◆ PROVIDED PASSAGE
************
Thursday, March 5, 2015

Captain Caption LXII

"What's more, I think having 'last call' at 2 AM is entirely too early.
After all, I...what?
I should use Visine?
Why?"

Monday, March 2, 2015

The 2011 Underwear Wars

  Since I decided to participate in this year's A-Z Challenge, I'm going to spend most of March preparing for it.  My goal is to get as many posts ready on delay so that I may peruse blogs from people far more talented than I.   And, basically, goof off all through April.
  I may have reposted this before.  Or not.  I know for a fact that I've used this picture plenty of times before, though.  This is just a shot of Christian Bale before he got famous.  And Gary Coleman before he got dead.*
  In any case, I plan on reheating old nuggets of trash from prior challenges to get you prepared for the 2015 Challenge (and nausea).  Captain Captions will remain original because, after all, how difficult are they to write, really?
  When this originally posted, the only one of you out there who read it (or at least commented) was Jenny.  So, she can take a pass.  Yeah, like the rest of you are being held against your will.
************
◆ DATA LISTING
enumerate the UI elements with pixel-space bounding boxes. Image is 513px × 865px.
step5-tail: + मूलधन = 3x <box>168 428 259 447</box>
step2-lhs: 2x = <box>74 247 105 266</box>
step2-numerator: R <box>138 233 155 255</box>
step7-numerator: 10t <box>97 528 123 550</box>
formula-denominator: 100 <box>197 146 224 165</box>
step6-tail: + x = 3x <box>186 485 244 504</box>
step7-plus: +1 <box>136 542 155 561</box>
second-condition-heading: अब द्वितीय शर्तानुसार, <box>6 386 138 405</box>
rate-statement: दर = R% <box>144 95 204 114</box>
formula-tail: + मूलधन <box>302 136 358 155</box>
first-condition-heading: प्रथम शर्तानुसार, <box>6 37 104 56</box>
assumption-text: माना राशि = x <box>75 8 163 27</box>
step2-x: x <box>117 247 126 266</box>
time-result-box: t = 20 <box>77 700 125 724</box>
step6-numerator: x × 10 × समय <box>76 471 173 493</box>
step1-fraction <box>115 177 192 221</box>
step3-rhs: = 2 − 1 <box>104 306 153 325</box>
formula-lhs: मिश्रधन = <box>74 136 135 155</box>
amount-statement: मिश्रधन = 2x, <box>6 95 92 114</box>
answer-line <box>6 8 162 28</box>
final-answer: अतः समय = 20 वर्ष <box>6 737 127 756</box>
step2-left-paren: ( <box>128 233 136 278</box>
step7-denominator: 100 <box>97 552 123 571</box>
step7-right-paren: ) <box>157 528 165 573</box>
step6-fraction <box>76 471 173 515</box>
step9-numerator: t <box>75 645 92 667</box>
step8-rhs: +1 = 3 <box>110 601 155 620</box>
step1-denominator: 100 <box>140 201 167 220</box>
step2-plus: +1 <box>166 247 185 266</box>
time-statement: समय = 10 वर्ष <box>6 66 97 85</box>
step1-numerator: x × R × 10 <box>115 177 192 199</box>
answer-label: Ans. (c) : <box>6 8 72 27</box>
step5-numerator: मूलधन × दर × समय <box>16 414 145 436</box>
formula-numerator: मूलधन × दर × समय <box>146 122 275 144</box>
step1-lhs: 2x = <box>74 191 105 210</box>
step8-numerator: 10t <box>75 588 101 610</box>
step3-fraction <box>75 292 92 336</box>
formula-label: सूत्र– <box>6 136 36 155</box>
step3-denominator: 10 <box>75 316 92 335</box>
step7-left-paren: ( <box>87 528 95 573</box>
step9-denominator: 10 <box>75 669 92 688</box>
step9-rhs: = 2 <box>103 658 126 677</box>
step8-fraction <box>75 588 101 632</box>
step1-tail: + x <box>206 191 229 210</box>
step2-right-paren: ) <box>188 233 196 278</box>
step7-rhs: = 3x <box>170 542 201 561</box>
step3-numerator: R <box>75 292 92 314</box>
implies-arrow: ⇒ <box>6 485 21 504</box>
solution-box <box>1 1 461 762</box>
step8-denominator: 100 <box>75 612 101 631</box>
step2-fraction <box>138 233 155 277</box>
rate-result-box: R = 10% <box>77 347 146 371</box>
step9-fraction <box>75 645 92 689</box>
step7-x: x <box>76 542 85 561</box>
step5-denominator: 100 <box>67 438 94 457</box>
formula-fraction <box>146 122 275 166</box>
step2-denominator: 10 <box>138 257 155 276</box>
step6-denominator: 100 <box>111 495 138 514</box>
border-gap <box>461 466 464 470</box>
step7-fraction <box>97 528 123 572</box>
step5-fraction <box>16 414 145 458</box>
************
◆ LIST OF TASKS
- a) Output the records from their first line through the line that contains "time-result-box: t = 20", both included, copying each line without changes.
- b) Go on with the blog post from where it stops.

◆ TASK RESPONSES
- a)
enumerate the UI elements with pixel-space bounding boxes. Image is 513px × 865px.
step5-tail: + मूलधन = 3x <box>168 428 259 447</box>
step2-lhs: 2x = <box>74 247 105 266</box>
step2-numerator: R <box>138 233 155 255</box>
step7-numerator: 10t <box>97 528 123 550</box>
formula-denominator: 100 <box>197 146 224 165</box>
step6-tail: + x = 3x <box>186 485 244 504</box>
step7-plus: +1 <box>136 542 155 561</box>
second-condition-heading: अब द्वितीय शर्तानुसार, <box>6 386 138 405</box>
rate-statement: दर = R% <box>144 95 204 114</box>
formula-tail: + मूलधन <box>302 136 358 155</box>
first-condition-heading: प्रथम शर्तानुसार, <box>6 37 104 56</box>
assumption-text: माना राशि = x <box>75 8 163 27</box>
step2-x: x <box>117 247 126 266</box>
time-result-box: t = 20 <box>77 700 125 724</box>

- b)
  Anyway, I hope you enjoy.  And, if you want to visit a blogger with real poetic talent, may I suggest Pat Hatt and the cat?

*This is a lie.  I have no idea who these guys are.  And, frankly, if I saw a group of dudes strolling down a road in their skivvies, I wouldn't want to know who they were.



The Underwear Wars


  Come, listen, my children, from everywhere
to the epic battles of underwear.
  Commenced first over briefs, called tighty-whiteys,
that were liked by men both weak and mighty.

  But, soon, a young woman began to fret
and wonder why she wasn’t pregnant yet.
  For, you see, the problem lay in the fit
of briefs which pulled the sack near where he’d sit.

  Thus cooked, the sperm all had no place to hide.
Victims of body temperature, boiled and died.
  No happy eggs and no mother-to-be
Just a man and his wife and their color TV
(NOTE: Hey, it rhymed.  Sue me.)

  A doctor’s care being her last resort,
she bought him some boxers, just like gym shorts.
  She told him their loose, casual fit
will keep his “boys” far from where he sits.

  With them cooled, his swimmers will be able
to find a place at the “Mommy Table.”
  But, he whined and moaned, “I hate the big hole.
It’s a big inconvenient ‘Whack-A-Mole’.”

  So, to shut up her husband and give her relief
She then thought to buy him some boxer briefs.
  Not quite as snug as the white linen sacks
they gave him the comfort that boxers lacked.

  Excited over this underwear kind
The wife hustled home, but only to find.
  Her man, at the doorway, happily bare
He grinned.  No shirt, no pants, no underwear.

  “Honey,” he said, “I’ve got a great plan
that I’m happy to say you’ll understand.
  “For, just like Kramer or Marlon Brando,
No undies for me.  I’m going commando.”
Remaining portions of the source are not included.